** Task **
Gather all lines in the entries that include the word "Channel".
[begin Input]
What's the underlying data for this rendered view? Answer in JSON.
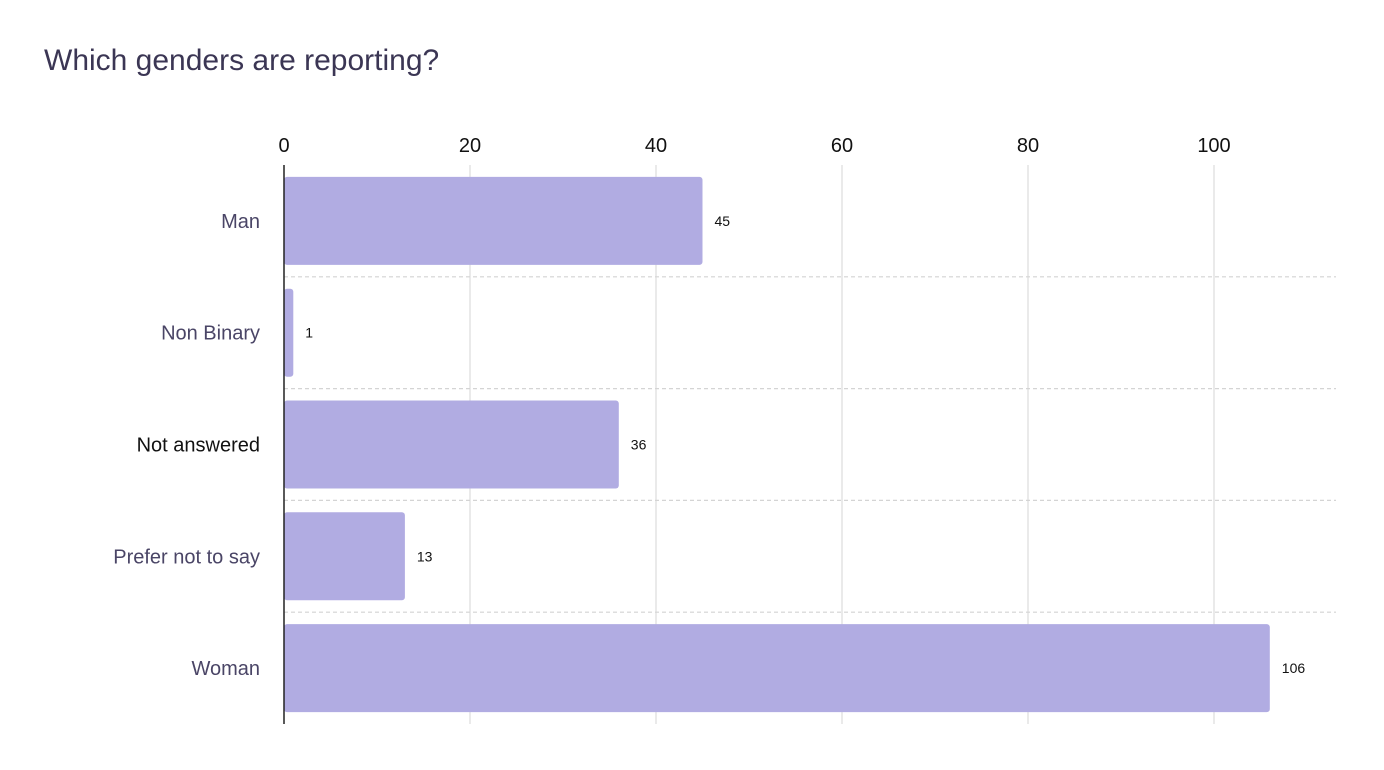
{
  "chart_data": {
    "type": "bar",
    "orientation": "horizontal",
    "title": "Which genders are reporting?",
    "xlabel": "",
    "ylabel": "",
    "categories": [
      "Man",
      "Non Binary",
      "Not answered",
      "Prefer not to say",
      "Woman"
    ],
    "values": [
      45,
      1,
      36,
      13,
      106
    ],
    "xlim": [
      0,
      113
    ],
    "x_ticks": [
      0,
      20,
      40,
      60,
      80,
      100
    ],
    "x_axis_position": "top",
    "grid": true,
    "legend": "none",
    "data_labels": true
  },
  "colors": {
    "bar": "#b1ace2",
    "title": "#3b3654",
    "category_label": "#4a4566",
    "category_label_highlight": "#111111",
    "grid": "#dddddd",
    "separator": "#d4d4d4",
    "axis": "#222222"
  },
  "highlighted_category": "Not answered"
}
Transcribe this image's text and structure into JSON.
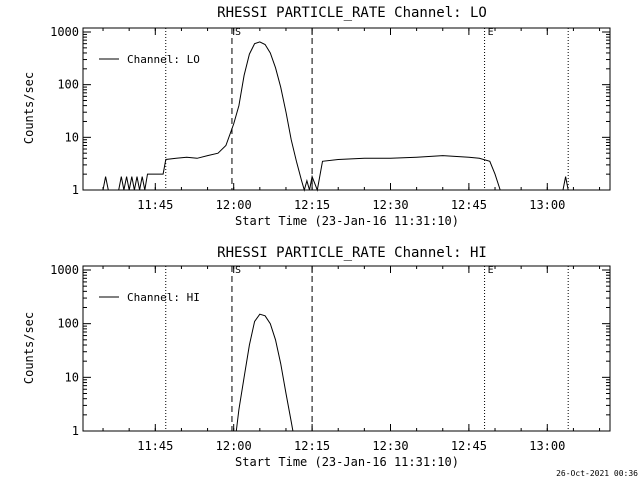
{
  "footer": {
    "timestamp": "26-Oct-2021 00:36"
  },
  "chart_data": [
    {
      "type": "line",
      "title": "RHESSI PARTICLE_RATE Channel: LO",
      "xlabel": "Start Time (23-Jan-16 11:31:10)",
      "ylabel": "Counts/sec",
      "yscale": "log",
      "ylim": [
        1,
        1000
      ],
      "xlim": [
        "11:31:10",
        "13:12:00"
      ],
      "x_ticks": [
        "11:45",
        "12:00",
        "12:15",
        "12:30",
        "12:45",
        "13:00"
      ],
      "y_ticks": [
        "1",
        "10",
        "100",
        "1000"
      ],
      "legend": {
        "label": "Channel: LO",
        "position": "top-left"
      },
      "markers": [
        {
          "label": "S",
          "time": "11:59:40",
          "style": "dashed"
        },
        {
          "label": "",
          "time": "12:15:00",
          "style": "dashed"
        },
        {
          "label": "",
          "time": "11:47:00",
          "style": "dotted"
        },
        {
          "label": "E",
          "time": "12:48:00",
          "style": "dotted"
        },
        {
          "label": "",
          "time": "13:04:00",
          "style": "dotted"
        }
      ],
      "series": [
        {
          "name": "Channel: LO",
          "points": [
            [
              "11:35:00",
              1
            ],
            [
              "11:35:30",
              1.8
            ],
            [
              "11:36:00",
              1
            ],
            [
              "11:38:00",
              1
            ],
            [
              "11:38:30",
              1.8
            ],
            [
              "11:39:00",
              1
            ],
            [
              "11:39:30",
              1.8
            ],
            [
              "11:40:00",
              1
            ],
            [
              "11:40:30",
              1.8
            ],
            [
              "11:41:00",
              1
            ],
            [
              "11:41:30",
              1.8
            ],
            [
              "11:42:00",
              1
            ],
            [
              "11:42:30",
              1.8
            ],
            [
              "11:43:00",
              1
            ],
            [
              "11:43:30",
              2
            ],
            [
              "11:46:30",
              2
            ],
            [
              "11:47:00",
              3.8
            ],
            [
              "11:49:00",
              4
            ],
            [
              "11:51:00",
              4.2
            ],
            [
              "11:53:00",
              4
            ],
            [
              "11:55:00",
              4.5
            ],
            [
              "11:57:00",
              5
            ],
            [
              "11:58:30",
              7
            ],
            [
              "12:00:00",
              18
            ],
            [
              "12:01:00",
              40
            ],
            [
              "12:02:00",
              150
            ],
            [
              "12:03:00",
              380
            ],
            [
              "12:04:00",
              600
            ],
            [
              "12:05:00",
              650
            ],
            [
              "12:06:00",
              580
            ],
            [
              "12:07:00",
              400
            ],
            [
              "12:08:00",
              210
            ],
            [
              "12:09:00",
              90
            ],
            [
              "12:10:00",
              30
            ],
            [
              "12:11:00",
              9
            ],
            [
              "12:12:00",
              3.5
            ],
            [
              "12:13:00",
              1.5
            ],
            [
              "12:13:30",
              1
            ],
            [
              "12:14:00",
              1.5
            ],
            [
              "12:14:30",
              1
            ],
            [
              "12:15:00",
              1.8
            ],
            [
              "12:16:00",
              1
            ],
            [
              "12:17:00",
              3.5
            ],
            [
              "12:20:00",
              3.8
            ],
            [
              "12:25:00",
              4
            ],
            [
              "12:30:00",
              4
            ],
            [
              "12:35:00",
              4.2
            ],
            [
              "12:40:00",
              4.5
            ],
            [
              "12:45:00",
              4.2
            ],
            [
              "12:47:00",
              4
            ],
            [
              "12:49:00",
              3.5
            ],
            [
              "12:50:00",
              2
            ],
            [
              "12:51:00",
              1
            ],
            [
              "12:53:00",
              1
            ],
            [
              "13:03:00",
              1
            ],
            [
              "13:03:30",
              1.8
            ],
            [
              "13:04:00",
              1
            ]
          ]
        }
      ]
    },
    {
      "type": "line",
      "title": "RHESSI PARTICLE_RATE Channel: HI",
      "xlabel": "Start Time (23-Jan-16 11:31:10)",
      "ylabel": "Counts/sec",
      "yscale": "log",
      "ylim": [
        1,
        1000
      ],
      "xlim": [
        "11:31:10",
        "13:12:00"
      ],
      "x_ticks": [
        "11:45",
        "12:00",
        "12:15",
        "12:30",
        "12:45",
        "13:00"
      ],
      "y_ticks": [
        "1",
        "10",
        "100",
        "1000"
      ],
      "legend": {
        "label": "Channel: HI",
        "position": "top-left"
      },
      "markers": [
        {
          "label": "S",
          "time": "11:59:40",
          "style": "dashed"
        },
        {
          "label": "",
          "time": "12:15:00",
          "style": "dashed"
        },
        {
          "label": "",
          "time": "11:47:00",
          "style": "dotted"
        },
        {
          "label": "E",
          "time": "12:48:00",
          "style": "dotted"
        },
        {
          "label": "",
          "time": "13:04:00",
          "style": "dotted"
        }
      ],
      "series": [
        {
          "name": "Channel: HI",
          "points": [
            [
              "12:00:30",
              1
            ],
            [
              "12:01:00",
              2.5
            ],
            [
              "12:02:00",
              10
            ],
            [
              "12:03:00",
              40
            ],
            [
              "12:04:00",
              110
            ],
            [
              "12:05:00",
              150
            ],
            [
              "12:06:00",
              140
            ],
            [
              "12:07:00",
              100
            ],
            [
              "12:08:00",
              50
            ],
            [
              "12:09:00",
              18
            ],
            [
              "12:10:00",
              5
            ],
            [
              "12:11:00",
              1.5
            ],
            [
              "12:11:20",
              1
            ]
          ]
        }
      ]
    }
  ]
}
[end Input]
** Response to the task **
      "title": "RHESSI PARTICLE_RATE Channel: LO",
        "label": "Channel: LO",
          "name": "Channel: LO",
      "title": "RHESSI PARTICLE_RATE Channel: HI",
        "label": "Channel: HI",
          "name": "Channel: HI",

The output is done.